**Problem requirements:** Your task is to output the entries below word for word.

**Data entries:**

*-*-*

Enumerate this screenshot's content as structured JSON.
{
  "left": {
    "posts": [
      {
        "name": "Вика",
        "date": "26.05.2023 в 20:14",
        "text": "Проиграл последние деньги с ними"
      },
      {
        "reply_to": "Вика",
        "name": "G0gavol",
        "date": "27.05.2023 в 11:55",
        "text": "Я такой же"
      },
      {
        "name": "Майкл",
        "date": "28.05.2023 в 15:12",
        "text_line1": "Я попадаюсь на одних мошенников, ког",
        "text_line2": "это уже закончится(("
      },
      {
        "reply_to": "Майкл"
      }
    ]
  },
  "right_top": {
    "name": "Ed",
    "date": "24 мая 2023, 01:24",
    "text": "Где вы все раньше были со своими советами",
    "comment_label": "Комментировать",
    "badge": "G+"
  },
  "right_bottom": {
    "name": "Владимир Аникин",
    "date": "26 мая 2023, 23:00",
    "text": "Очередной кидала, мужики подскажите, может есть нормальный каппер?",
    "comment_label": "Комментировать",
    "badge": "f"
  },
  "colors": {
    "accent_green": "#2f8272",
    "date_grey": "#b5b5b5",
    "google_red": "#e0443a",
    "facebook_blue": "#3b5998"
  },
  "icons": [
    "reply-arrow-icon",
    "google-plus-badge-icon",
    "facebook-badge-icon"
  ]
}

*-*-*

**Final result:**
Enumerate this screenshot's content as structured JSON.
{
  "left": {
    "posts": [
      {
        "name": "Вика",
        "date": "26.05.2023 в 20:14",
        "text": "Проиграл последние деньги с ними"
      },
      {
        "reply_to": "Вика",
        "name": "G0gavol",
        "date": "27.05.2023 в 11:55",
        "text": "Я такой же"
      },
      {
        "name": "Майкл",
        "date": "28.05.2023 в 15:12",
        "text_line1": "Я попадаюсь на одних мошенников, ког",
        "text_line2": "это уже закончится(("
      },
      {
        "reply_to": "Майкл"
      }
    ]
  },
  "right_top": {
    "name": "Ed",
    "date": "24 мая 2023, 01:24",
    "text": "Где вы все раньше были со своими советами",
    "comment_label": "Комментировать",
    "badge": "G+"
  },
  "right_bottom": {
    "name": "Владимир Аникин",
    "date": "26 мая 2023, 23:00",
    "text": "Очередной кидала, мужики подскажите, может есть нормальный каппер?",
    "comment_label": "Комментировать",
    "badge": "f"
  },
  "colors": {
    "accent_green": "#2f8272",
    "date_grey": "#b5b5b5",
    "google_red": "#e0443a",
    "facebook_blue": "#3b5998"
  },
  "icons": [
    "reply-arrow-icon",
    "google-plus-badge-icon",
    "facebook-badge-icon"
  ]
}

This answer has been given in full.